(Figure record listings)
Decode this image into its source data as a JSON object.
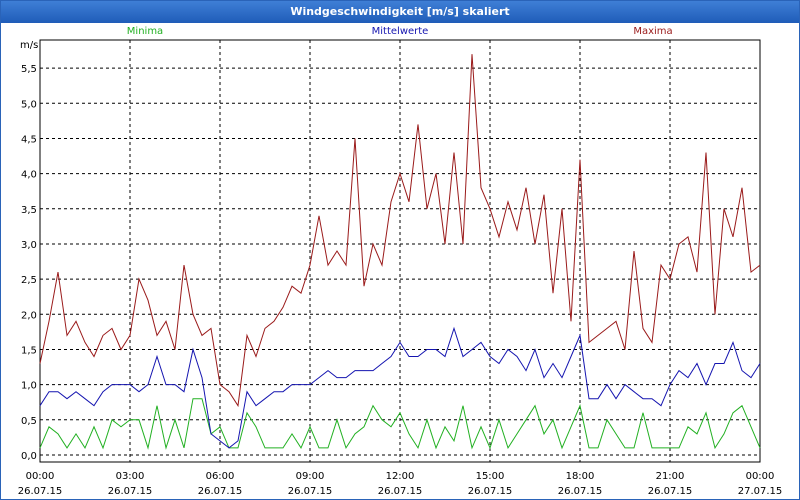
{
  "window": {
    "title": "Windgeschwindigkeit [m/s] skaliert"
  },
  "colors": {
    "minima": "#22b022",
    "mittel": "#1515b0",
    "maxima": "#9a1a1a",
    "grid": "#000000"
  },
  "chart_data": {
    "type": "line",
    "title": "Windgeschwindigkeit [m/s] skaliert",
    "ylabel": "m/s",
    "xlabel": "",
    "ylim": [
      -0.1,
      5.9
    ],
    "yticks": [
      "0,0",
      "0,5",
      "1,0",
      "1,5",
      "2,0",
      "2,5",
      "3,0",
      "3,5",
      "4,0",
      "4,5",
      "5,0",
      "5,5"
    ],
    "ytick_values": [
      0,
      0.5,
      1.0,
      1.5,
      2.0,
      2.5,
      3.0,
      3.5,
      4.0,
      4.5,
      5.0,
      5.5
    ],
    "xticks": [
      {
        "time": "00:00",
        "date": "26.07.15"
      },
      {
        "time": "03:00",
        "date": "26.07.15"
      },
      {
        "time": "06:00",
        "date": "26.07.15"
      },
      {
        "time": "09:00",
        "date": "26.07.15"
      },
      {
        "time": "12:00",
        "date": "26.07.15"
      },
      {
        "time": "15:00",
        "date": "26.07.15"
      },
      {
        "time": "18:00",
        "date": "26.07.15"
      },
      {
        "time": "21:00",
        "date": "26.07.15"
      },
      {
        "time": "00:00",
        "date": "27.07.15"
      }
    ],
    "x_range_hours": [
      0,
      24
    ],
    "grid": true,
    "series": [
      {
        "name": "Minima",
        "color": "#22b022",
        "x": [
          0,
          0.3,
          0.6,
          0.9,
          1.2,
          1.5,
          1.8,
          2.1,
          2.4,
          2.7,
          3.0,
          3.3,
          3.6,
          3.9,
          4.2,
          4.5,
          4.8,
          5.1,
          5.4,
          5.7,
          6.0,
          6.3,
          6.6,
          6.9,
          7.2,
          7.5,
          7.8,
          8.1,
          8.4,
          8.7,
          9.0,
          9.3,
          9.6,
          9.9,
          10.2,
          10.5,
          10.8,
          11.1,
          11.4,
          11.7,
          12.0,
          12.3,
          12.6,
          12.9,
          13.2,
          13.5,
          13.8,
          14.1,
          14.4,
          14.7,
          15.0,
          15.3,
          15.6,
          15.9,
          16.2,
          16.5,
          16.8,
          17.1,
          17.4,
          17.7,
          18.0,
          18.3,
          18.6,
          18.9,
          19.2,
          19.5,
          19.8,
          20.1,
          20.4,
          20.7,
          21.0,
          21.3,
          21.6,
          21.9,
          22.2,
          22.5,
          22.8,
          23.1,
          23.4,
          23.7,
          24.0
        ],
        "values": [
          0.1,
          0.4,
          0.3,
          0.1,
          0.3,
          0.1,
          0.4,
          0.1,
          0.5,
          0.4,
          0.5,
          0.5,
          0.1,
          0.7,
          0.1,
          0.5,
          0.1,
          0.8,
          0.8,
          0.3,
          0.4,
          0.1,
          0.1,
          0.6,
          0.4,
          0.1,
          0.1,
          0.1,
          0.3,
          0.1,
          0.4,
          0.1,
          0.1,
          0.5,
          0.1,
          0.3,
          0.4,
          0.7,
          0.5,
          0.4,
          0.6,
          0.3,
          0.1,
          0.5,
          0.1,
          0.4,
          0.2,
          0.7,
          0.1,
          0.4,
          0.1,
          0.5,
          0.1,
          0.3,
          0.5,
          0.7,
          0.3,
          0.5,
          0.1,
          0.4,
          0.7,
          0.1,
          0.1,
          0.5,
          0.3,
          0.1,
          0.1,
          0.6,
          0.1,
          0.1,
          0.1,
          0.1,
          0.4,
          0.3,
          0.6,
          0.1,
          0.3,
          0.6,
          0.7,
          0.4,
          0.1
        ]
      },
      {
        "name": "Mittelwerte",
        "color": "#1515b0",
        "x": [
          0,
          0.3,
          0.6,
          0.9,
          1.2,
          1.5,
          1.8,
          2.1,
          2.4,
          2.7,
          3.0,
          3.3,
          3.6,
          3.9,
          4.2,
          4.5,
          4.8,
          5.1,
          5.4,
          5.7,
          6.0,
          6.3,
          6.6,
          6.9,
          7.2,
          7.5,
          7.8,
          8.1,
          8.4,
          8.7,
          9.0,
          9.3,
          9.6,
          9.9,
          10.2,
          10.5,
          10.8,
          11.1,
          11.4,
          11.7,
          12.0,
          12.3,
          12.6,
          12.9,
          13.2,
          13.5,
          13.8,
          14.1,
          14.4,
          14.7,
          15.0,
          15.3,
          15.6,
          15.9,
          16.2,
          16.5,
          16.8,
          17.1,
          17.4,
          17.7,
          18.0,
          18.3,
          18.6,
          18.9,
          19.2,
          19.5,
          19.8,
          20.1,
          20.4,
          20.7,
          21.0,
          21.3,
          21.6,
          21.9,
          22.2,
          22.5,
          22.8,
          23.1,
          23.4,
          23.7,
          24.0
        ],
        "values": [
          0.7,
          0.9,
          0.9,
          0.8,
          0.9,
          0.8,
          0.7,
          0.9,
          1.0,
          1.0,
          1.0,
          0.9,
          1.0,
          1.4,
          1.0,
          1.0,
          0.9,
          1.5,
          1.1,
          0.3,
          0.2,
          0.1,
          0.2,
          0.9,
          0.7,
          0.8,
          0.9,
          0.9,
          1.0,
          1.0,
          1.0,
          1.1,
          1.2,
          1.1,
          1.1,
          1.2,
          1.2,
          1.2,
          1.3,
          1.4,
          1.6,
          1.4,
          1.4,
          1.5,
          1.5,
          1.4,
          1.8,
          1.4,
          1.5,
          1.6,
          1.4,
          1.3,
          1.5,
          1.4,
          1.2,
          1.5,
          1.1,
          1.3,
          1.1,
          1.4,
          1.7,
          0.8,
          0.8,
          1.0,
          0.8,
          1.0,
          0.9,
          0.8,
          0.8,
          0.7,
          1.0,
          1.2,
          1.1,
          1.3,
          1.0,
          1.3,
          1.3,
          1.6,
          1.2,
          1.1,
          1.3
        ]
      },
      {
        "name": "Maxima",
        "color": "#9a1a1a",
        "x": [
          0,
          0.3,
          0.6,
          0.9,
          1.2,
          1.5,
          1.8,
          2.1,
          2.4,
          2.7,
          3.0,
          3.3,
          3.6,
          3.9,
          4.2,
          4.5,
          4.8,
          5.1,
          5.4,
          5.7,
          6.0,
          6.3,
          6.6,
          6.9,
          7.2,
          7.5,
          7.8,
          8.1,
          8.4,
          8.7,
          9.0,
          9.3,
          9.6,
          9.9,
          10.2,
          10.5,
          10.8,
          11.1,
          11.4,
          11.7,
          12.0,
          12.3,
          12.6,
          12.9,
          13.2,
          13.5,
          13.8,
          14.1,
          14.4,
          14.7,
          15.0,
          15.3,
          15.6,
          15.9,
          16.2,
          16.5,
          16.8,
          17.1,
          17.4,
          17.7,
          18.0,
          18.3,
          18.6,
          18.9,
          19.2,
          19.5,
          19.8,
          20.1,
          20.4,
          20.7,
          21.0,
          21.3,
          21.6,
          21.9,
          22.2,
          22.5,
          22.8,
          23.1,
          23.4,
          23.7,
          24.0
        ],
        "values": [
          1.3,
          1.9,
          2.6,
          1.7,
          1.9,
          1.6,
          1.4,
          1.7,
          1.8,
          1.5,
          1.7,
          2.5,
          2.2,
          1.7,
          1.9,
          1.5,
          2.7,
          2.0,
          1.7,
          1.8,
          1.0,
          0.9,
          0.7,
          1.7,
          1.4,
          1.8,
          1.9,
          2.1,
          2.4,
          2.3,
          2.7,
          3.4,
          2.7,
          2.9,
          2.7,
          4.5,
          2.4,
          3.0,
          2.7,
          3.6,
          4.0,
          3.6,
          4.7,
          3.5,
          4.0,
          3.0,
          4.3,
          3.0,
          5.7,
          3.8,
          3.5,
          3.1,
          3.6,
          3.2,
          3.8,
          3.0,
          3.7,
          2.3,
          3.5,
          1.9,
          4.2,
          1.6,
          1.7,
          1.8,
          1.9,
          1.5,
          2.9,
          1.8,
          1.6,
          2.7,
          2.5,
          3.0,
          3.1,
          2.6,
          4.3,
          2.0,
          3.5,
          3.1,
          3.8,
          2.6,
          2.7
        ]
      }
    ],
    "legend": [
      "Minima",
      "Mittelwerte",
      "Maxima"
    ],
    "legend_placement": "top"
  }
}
==
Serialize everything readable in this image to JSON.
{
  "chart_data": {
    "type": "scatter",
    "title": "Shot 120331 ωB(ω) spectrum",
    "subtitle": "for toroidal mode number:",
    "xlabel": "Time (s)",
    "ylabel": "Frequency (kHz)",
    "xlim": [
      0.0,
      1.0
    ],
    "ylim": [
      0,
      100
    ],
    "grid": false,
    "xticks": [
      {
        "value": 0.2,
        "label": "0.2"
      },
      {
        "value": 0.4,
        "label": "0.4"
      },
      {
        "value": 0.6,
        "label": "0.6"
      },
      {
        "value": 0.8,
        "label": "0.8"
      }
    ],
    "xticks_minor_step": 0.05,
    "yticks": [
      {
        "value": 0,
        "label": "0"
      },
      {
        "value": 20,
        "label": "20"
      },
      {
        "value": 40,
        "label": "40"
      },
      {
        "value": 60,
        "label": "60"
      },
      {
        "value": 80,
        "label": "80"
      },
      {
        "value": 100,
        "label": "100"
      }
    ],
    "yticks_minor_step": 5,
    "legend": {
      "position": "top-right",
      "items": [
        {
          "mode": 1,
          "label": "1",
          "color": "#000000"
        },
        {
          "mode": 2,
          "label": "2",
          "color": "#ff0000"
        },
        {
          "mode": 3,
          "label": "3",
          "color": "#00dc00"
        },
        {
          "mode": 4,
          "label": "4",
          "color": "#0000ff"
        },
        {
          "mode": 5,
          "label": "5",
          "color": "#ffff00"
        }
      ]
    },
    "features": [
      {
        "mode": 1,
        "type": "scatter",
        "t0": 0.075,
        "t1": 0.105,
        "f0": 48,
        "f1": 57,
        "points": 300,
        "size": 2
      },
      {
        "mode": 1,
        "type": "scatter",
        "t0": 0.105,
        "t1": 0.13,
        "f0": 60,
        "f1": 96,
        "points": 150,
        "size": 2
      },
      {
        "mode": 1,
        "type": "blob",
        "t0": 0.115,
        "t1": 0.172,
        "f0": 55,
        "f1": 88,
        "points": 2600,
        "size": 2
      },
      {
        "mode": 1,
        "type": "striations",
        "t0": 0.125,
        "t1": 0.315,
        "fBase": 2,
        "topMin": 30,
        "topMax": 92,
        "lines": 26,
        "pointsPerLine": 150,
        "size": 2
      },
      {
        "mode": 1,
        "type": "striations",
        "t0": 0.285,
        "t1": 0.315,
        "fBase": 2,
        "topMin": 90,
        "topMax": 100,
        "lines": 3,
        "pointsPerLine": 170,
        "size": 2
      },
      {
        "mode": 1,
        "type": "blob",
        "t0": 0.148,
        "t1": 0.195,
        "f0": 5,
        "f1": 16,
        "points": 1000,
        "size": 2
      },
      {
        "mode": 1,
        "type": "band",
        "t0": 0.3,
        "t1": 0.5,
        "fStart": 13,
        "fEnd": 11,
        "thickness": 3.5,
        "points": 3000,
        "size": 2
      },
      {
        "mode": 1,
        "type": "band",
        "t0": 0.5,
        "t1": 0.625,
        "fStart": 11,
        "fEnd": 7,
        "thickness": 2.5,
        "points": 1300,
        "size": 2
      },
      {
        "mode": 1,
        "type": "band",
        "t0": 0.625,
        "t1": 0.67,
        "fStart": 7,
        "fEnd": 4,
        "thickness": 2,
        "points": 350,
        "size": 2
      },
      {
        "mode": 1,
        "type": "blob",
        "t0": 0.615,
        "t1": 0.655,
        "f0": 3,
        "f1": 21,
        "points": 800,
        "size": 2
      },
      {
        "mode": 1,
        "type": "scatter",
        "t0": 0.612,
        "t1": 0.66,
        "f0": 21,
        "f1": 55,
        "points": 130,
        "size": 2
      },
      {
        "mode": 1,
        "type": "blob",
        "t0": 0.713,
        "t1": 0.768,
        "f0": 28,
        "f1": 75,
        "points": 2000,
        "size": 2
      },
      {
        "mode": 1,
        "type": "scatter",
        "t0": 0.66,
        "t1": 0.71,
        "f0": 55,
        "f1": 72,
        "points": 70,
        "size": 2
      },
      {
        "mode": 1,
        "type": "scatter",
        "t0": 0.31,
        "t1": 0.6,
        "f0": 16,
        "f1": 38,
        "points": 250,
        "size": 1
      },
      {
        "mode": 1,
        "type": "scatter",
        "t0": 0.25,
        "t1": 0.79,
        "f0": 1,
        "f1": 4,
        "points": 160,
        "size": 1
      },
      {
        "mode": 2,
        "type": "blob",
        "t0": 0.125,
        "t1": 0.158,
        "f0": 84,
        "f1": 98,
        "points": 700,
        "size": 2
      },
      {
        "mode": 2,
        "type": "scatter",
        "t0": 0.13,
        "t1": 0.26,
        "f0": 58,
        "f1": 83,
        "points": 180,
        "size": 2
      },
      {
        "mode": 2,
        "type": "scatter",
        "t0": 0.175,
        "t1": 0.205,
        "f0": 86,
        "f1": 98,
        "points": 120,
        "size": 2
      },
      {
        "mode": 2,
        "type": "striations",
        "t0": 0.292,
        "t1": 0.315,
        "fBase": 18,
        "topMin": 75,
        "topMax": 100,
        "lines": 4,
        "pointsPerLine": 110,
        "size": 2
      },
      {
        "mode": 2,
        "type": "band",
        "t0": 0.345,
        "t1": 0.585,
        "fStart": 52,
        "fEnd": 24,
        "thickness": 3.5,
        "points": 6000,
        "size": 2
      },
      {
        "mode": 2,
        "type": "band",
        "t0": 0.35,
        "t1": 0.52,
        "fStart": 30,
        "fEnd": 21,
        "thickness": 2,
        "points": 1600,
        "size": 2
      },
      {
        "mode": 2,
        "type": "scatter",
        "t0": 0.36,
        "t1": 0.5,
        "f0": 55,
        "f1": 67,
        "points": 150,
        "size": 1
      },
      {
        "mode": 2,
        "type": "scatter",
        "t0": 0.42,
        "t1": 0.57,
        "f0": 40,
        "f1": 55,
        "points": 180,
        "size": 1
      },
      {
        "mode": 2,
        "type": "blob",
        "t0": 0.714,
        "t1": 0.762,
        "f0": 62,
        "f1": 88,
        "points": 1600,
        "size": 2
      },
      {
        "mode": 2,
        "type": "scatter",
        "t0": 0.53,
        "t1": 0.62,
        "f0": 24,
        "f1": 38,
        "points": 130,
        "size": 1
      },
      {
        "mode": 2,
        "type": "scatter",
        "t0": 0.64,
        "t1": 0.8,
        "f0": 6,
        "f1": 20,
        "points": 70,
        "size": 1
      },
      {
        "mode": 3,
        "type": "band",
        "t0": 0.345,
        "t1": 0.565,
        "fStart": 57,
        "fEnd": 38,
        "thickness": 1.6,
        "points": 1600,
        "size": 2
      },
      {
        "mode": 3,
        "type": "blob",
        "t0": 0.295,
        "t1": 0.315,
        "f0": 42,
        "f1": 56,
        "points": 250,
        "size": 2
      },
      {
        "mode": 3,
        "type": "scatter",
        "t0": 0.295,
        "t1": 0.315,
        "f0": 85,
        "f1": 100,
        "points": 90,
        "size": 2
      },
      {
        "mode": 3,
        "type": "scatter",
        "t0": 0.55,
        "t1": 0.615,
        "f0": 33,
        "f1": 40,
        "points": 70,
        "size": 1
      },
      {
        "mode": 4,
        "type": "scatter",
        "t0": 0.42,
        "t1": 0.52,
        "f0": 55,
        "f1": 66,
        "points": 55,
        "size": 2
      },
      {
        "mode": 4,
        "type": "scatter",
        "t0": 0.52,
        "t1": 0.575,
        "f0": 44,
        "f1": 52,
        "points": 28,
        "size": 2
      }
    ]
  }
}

• Task statement: Gather each line in the data that holds the string "name".

• Correct response:
        "name": "Minima",
        "name": "Mittelwerte",
        "name": "Maxima",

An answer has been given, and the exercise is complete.